### [What to work on]
Pull out every line below that contains the word "this".

### [Records supplied]
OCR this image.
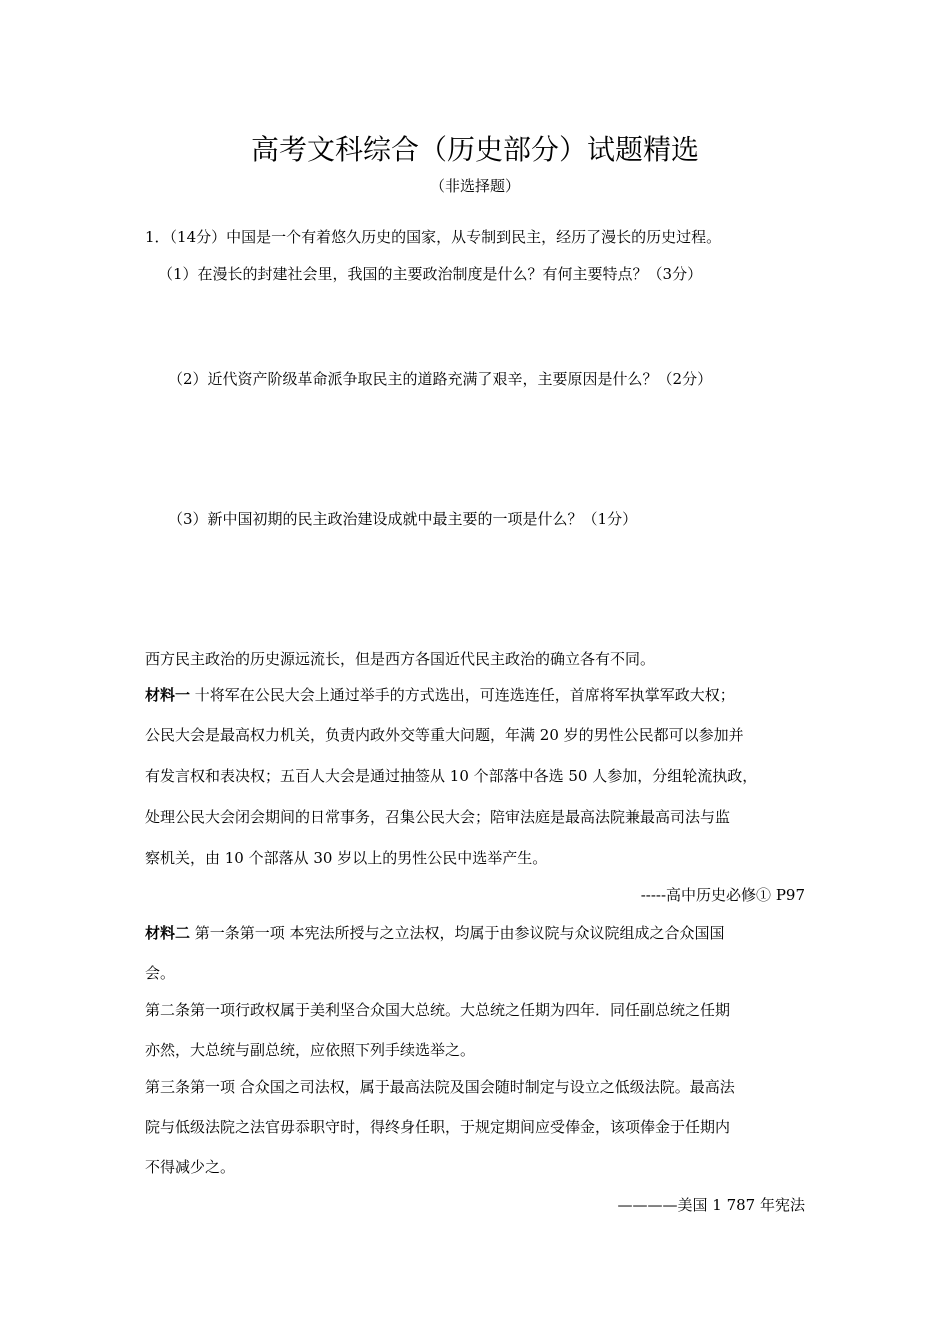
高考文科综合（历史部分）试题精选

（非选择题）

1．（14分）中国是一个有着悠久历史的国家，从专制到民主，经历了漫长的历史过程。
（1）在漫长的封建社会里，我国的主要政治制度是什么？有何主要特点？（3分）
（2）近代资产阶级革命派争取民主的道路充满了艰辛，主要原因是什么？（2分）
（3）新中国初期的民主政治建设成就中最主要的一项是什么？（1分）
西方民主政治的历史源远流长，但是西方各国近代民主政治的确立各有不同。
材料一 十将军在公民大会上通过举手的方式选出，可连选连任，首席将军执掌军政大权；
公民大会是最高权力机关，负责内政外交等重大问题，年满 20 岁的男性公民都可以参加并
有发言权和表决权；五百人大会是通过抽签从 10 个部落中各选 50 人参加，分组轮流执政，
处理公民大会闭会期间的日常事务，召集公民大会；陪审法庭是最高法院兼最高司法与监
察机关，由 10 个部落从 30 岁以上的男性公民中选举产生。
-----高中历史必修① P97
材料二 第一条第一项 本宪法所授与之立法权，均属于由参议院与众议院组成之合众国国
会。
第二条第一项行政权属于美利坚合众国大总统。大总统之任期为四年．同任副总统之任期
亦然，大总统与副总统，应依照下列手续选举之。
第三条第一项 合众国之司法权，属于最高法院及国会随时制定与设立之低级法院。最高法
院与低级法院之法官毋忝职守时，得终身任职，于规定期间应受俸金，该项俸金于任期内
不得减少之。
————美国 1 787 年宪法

--

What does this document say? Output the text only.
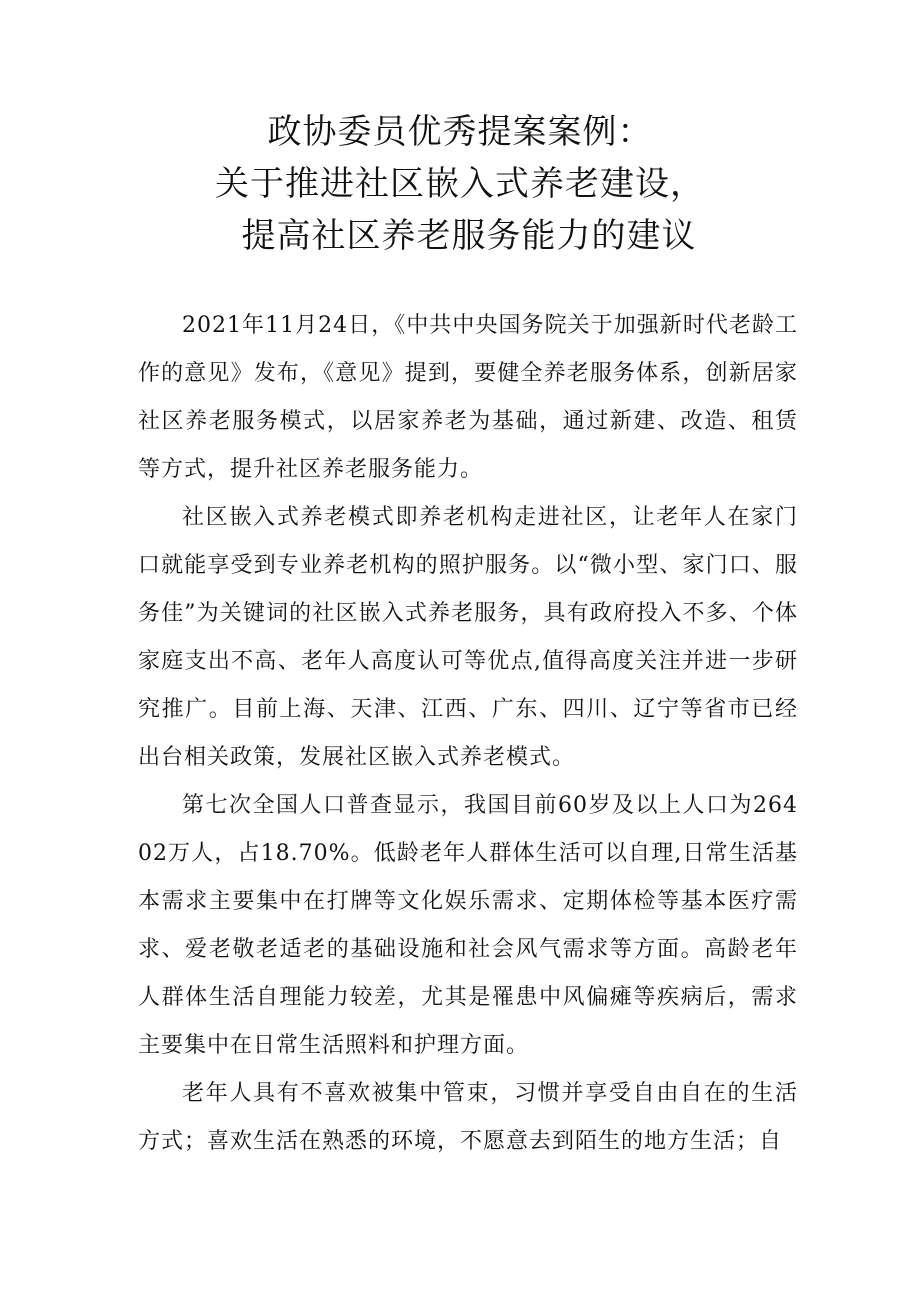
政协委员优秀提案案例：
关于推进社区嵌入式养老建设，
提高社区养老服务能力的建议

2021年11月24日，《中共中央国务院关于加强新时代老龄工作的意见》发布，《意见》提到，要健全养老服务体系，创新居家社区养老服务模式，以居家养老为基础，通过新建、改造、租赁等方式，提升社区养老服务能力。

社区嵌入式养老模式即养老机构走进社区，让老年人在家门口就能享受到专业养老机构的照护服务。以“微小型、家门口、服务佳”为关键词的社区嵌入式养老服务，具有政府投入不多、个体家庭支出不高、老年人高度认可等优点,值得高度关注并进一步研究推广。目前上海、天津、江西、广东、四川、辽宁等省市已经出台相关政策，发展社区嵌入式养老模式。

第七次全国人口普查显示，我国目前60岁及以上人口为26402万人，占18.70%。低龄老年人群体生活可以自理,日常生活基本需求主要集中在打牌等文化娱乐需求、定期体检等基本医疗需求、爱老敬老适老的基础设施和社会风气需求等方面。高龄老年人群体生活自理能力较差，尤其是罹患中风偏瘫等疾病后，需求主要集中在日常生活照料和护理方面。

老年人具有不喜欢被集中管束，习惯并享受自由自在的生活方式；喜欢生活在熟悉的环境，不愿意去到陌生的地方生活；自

### [Output below]
OCR this image.
What does this document say? Output the text only.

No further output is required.